__TO BE DONE__. Pick out the lines below with "this" and list them.

(Dataset records)
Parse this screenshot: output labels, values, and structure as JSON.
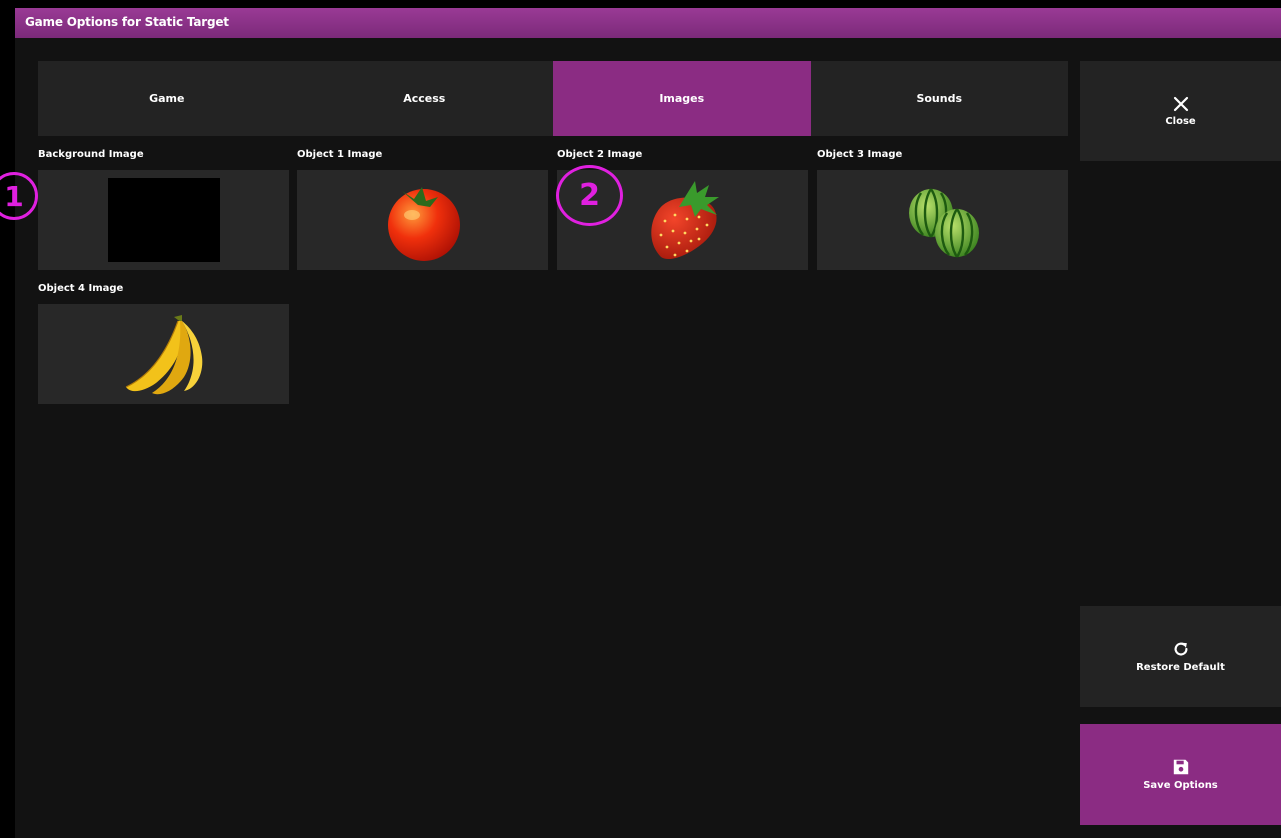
{
  "window": {
    "title": "Game Options for Static Target"
  },
  "tabs": [
    {
      "label": "Game",
      "active": false
    },
    {
      "label": "Access",
      "active": false
    },
    {
      "label": "Images",
      "active": true
    },
    {
      "label": "Sounds",
      "active": false
    }
  ],
  "images": [
    {
      "label": "Background Image",
      "content": "black-swatch"
    },
    {
      "label": "Object 1 Image",
      "content": "tomato-icon"
    },
    {
      "label": "Object 2 Image",
      "content": "strawberry-icon"
    },
    {
      "label": "Object 3 Image",
      "content": "watermelon-icon"
    },
    {
      "label": "Object 4 Image",
      "content": "banana-icon"
    }
  ],
  "buttons": {
    "close_label": "Close",
    "restore_label": "Restore Default",
    "save_label": "Save Options"
  },
  "annotations": [
    "1",
    "2"
  ],
  "colors": {
    "accent": "#8b2c83",
    "panel": "#232323",
    "tile": "#282828",
    "background": "#121212",
    "marker": "#e020e0"
  }
}
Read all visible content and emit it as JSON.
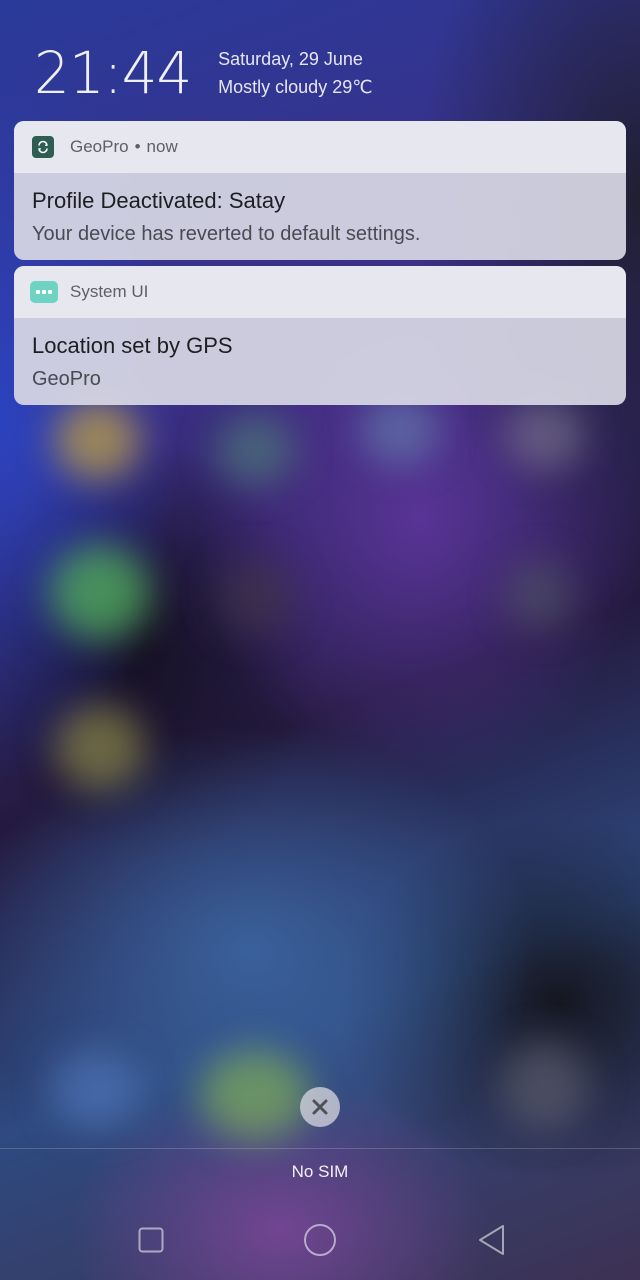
{
  "lockscreen": {
    "time": "21:44",
    "date": "Saturday, 29 June",
    "weather": "Mostly cloudy 29℃"
  },
  "notifications": [
    {
      "app": "GeoPro",
      "separator": "•",
      "when": "now",
      "icon": "geopro-app-icon",
      "title": "Profile Deactivated: Satay",
      "text": "Your device has reverted to default settings."
    },
    {
      "app": "System UI",
      "icon": "system-ui-app-icon",
      "title": "Location set by GPS",
      "text": "GeoPro"
    }
  ],
  "footer": {
    "carrier": "No SIM",
    "dismiss_icon": "close-icon"
  },
  "navbar": {
    "recent_icon": "square-icon",
    "home_icon": "circle-icon",
    "back_icon": "triangle-back-icon"
  },
  "colors": {
    "geopro_icon": "#2e5d51",
    "system_ui_icon": "#6fd3c3",
    "card_background": "#d7d7e4"
  }
}
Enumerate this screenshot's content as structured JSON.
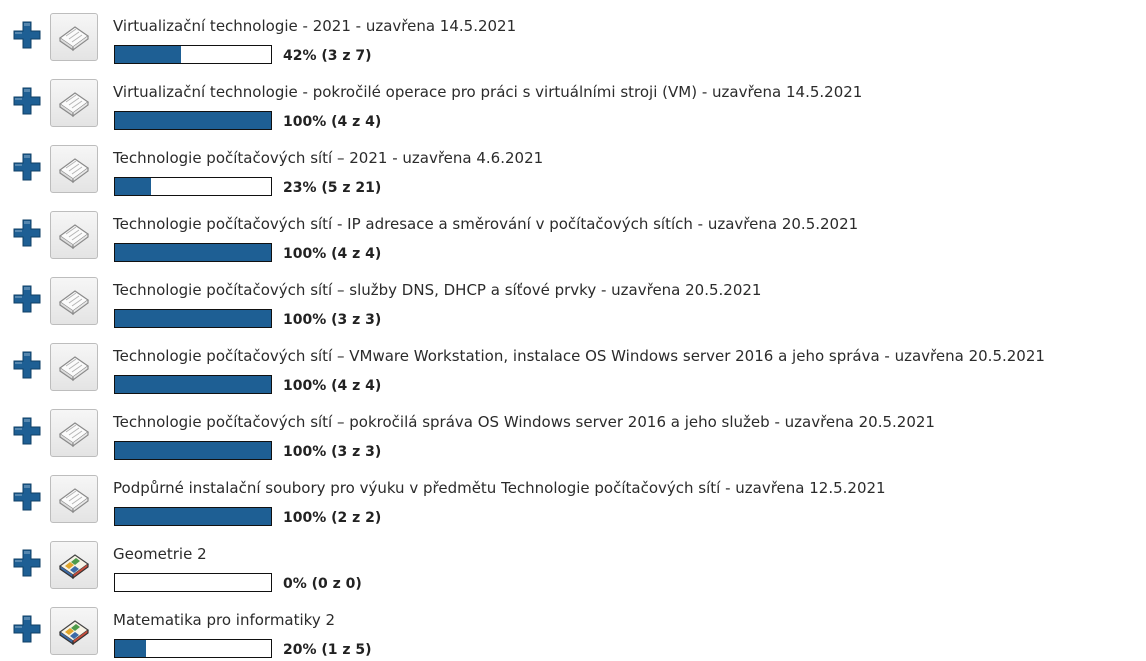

__EXERCISE ANSWER__.
Parse this screenshot: output labels, values, and structure as JSON.
Enumerate this screenshot's content as structured JSON.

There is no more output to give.